What the task asks: Your answer should be only a number: how many lines include the word "JSON".

━━ Input for this task ━━

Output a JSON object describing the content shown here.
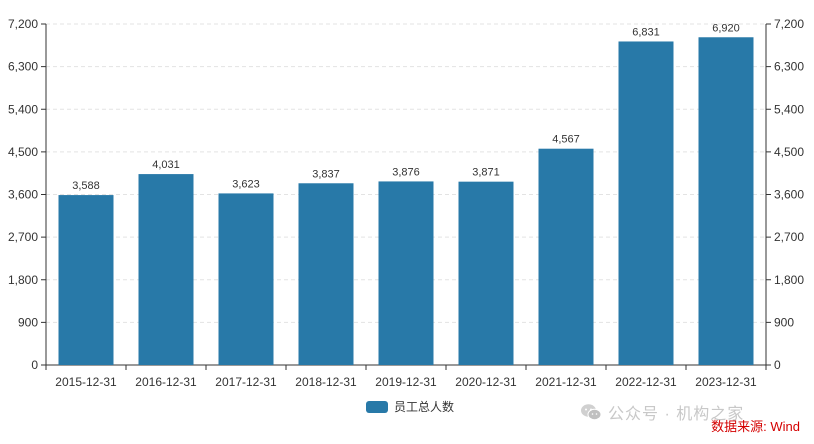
{
  "chart_data": {
    "type": "bar",
    "categories": [
      "2015-12-31",
      "2016-12-31",
      "2017-12-31",
      "2018-12-31",
      "2019-12-31",
      "2020-12-31",
      "2021-12-31",
      "2022-12-31",
      "2023-12-31"
    ],
    "series": [
      {
        "name": "员工总人数",
        "values": [
          3588,
          4031,
          3623,
          3837,
          3876,
          3871,
          4567,
          6831,
          6920
        ],
        "color": "#2879a8"
      }
    ],
    "data_labels": [
      "3,588",
      "4,031",
      "3,623",
      "3,837",
      "3,876",
      "3,871",
      "4,567",
      "6,831",
      "6,920"
    ],
    "y_ticks": [
      0,
      900,
      1800,
      2700,
      3600,
      4500,
      5400,
      6300,
      7200
    ],
    "y_tick_labels": [
      "0",
      "900",
      "1,800",
      "2,700",
      "3,600",
      "4,500",
      "5,400",
      "6,300",
      "7,200"
    ],
    "ylim": [
      0,
      7200
    ],
    "grid": true,
    "dual_y_axis": true,
    "legend_position": "bottom-center",
    "grid_color": "#e3e3e3",
    "axis_color": "#333333"
  },
  "legend": {
    "label": "员工总人数"
  },
  "watermark": {
    "text": "公众号 · 机构之家",
    "icon": "wechat-icon"
  },
  "source": {
    "text": "数据来源: Wind",
    "color": "#d40000"
  }
}
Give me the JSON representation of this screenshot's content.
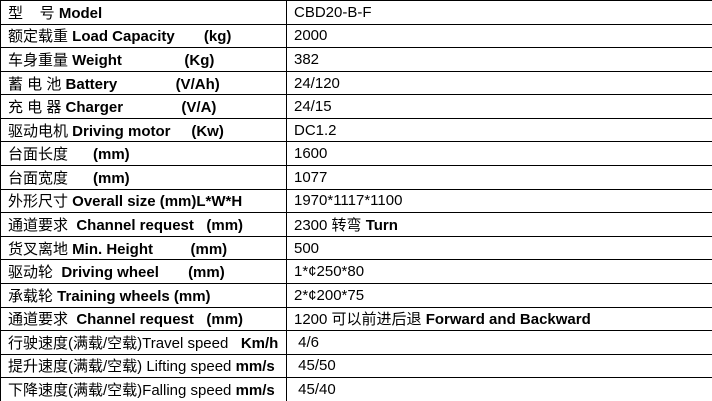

━━━

Answer: 2